[Data entries]
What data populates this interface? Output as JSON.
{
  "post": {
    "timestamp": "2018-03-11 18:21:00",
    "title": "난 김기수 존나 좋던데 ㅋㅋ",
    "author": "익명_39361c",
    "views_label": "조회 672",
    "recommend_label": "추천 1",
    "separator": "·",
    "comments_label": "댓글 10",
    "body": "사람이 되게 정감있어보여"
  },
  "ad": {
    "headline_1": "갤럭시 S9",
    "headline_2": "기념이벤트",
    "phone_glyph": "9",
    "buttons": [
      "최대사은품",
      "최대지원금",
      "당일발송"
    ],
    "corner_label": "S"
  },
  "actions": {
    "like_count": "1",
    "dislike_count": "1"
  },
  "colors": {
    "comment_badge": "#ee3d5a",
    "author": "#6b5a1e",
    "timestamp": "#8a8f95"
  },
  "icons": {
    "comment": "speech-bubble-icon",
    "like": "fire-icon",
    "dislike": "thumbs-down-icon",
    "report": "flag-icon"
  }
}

| PROBLEM TO SOLVE |
Every line of the material must be returned exactly as it appears.

| WORKED ANSWER |
What data populates this interface? Output as JSON.
{
  "post": {
    "timestamp": "2018-03-11 18:21:00",
    "title": "난 김기수 존나 좋던데 ㅋㅋ",
    "author": "익명_39361c",
    "views_label": "조회 672",
    "recommend_label": "추천 1",
    "separator": "·",
    "comments_label": "댓글 10",
    "body": "사람이 되게 정감있어보여"
  },
  "ad": {
    "headline_1": "갤럭시 S9",
    "headline_2": "기념이벤트",
    "phone_glyph": "9",
    "buttons": [
      "최대사은품",
      "최대지원금",
      "당일발송"
    ],
    "corner_label": "S"
  },
  "actions": {
    "like_count": "1",
    "dislike_count": "1"
  },
  "colors": {
    "comment_badge": "#ee3d5a",
    "author": "#6b5a1e",
    "timestamp": "#8a8f95"
  },
  "icons": {
    "comment": "speech-bubble-icon",
    "like": "fire-icon",
    "dislike": "thumbs-down-icon",
    "report": "flag-icon"
  }
}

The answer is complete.